Revista Política
A finales del siglo XVIII el primer ministro "ilustrado" (reformista) de Carlos III, el napolitano marqués de Esquilache, tuvo la ocurrencia de poner faroles de gas en las calles y obligar a caminar por la vía pública a rostro descubierto sin embozarse en la capa, como era tradición inmemorial española. Las consecuencias fueron inmediatas: la Iglesia y la aristocracia, que le tenían unas ganas inmensas a Esquilache y a su grupo de ilustrados "pre-rojos", manipularon a las masas populares más ignorantes y teledirigieron un motín "espontáneo" en Madrid y otras ciudades, que a Esquilache le costó el cargo y casi la vida y a punto estuvo de dar al traste con el reinado del Borbón más civilizado que hemos tenido.
Con el tiempo se impuso el sentido común y las capas terminaron por acortarse, las calles se iluminaron convenientemente y a la Iglesia y a la aristocracia les fue fallando el poder de convocatoria. Pero para Esquilache y tantos otros reformistas como él, ya era tarde. El napolitano que llenó Madrid de "latinos" (músicos, pintores, escritores, científicos, altos funcionarios...) que vivían agrupados en un barrio muy cerca del Palacio Real, murió en el exilio, al que había huido amargado por el desprecio cosechado entre las "gentes bajas", españolas esas a las que iluso de él pretendió beneficiar y civilizar.

● **Datos de análisis de la disposición del documento**:

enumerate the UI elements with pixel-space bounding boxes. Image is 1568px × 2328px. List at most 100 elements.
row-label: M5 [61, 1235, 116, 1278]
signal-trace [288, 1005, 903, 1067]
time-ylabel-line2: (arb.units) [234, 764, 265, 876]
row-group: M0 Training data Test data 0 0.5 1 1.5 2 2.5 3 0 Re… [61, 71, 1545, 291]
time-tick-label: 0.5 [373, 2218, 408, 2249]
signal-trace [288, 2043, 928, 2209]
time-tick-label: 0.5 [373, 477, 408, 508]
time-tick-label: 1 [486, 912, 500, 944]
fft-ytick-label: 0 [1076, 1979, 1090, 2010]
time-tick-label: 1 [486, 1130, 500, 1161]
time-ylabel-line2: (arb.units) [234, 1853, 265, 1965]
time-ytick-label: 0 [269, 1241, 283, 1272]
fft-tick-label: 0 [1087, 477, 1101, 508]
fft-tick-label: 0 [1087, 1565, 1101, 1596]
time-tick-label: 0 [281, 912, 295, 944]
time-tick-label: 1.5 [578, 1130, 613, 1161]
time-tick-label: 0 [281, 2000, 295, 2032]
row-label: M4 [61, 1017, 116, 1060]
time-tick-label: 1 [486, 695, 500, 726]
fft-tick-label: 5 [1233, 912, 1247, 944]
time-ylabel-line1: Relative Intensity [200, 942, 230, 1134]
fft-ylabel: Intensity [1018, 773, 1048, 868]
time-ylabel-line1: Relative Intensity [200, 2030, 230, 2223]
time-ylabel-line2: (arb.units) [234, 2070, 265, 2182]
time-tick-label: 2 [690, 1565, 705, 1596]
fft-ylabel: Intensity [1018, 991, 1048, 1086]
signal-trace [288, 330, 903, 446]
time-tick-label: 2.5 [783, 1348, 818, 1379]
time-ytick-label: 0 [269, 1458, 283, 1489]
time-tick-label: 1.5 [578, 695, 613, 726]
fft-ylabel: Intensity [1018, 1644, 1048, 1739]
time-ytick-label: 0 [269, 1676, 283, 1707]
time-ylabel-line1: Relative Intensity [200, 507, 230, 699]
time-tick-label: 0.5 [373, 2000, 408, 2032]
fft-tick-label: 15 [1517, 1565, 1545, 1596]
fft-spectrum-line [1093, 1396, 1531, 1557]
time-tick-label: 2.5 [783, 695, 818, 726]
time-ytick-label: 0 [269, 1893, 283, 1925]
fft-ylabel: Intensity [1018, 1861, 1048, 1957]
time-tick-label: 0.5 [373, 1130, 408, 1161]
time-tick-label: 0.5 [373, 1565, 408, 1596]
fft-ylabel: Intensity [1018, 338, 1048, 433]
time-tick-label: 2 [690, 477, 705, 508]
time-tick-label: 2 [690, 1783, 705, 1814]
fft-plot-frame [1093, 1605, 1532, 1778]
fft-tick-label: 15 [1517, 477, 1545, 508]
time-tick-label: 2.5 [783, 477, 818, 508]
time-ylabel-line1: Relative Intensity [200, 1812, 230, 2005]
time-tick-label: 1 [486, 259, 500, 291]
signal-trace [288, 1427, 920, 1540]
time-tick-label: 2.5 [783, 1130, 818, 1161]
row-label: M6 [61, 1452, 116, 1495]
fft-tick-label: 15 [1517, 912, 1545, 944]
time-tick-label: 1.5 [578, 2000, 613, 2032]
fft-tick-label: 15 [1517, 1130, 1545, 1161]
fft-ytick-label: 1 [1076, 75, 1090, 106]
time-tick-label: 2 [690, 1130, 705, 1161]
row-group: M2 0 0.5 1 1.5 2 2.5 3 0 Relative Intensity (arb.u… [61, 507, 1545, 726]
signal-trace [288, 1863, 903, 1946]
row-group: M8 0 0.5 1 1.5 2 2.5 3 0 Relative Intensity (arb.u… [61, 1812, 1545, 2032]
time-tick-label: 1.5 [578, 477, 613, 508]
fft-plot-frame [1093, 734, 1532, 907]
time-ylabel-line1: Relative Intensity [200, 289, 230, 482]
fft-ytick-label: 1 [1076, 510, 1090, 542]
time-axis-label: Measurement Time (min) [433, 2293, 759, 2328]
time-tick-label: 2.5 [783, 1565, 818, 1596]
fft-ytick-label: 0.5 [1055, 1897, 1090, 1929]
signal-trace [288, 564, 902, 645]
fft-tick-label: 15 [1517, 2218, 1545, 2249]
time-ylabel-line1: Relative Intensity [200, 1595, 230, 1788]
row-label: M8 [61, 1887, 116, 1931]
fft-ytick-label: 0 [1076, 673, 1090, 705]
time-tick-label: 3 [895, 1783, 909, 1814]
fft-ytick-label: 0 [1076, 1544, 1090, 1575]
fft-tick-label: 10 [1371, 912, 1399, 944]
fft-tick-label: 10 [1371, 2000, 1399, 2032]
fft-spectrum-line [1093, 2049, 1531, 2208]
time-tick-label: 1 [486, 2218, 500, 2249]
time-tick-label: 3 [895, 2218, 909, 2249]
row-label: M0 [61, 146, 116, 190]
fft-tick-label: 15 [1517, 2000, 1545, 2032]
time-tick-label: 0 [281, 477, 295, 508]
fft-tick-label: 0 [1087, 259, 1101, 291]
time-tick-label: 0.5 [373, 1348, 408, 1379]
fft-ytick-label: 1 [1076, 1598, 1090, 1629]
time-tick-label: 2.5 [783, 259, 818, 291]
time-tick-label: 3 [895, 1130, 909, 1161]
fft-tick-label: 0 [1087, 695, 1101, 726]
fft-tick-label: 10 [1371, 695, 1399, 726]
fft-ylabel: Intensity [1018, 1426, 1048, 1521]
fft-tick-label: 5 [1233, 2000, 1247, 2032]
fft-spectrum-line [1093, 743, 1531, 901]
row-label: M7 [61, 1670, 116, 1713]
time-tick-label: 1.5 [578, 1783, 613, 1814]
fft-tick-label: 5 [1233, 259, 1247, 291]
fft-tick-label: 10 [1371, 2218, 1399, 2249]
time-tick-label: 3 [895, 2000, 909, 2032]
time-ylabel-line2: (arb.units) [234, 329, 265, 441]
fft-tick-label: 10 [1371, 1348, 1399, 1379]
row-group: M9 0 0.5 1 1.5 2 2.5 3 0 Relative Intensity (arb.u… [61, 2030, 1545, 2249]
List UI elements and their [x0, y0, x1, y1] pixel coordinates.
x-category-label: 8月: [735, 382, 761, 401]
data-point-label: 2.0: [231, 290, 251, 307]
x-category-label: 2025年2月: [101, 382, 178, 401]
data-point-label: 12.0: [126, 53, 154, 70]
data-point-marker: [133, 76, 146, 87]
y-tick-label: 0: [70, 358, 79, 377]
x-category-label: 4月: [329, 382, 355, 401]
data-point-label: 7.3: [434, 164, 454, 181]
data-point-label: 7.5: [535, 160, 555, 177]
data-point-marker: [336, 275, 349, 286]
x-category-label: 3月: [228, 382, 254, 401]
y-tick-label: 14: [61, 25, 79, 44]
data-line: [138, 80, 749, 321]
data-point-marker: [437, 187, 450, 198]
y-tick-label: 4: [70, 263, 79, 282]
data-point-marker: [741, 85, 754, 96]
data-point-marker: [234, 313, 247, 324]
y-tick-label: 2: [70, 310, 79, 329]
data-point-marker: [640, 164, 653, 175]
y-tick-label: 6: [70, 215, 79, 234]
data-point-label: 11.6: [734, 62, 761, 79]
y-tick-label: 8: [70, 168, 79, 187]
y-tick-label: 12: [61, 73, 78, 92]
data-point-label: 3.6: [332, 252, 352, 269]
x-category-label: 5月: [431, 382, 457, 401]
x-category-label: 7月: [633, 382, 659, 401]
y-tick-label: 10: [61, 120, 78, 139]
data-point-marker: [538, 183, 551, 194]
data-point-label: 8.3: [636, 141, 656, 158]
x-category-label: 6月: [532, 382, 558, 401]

● **SOLICITUD DE TRABAJO 1**: Según el texto sobre el marqués de Esquilache, ¿dónde vivían agrupados los "latinos" que él llevó a Madrid?
● **SOLICITUD DE TRABAJO 2**: Reproduce literalmente el fragmento del texto sobre el marqués de Esquilache que empieza en "Con el tiempo" y termina en "beneficiar y civilizar.".
● **SOLICITUD DE TRABAJO 3**: Prosigue el texto sobre el marqués de Esquilache desde el punto en que termina.
Las filas no guardan relación con el texto.

● **RESPUESTA DEL EJERCICIO 1**: En un barrio muy cerca del Palacio Real.

● **RESPUESTA DEL EJERCICIO 2**:
Con el tiempo se impuso el sentido común y las capas terminaron por acortarse, las calles se iluminaron convenientemente y a la Iglesia y a la aristocracia les fue fallando el poder de convocatoria. Pero para Esquilache y tantos otros reformistas como él, ya era tarde. El napolitano que llenó Madrid de "latinos" (músicos, pintores, escritores, científicos, altos funcionarios...) que vivían agrupados en un barrio muy cerca del Palacio Real, murió en el exilio, al que había huido amargado por el desprecio cosechado entre las "gentes bajas", españolas esas a las que iluso de él pretendió beneficiar y civilizar.

● **RESPUESTA DEL EJERCICIO 3**:
Durante muchos años después de Esquilache empero, siglos en realidad, las mujeres de este país, de Galicia a Baleares y del País Vasco a Andalucía, a partir de cierta edad han vestido de negro de la cabeza a los pies, disimulando las formas femeninas con ropones amplios y dejando ver apenas el rostro. En Baleares, hasta hace muy pocos años, las viejas se cubrían de tal manera que sólo se les veía los ojos. Y naturalmente ahí están las monjas fuera cual fuese su congregación; hasta los años 60 o 70 del pasado siglo, todas se cubrían de la cabeza a los pies con verdaderos burkas. En la mayoría de órdenes de clausura estas mujeres vivían encerradas sin contacto con otros seres humanos que no fueran su confesor, algún familiar muy directo o en caso extremo de enfermedad un médico de confianza; en pleno siglo XX, aún se estilaba en las comunicaciones entre estas secuestradas en vida y personas del exterior del convento que la mujer se cubriera el rostro con una redecilla tipo mosquitera, que impedía incluso verle los ojos.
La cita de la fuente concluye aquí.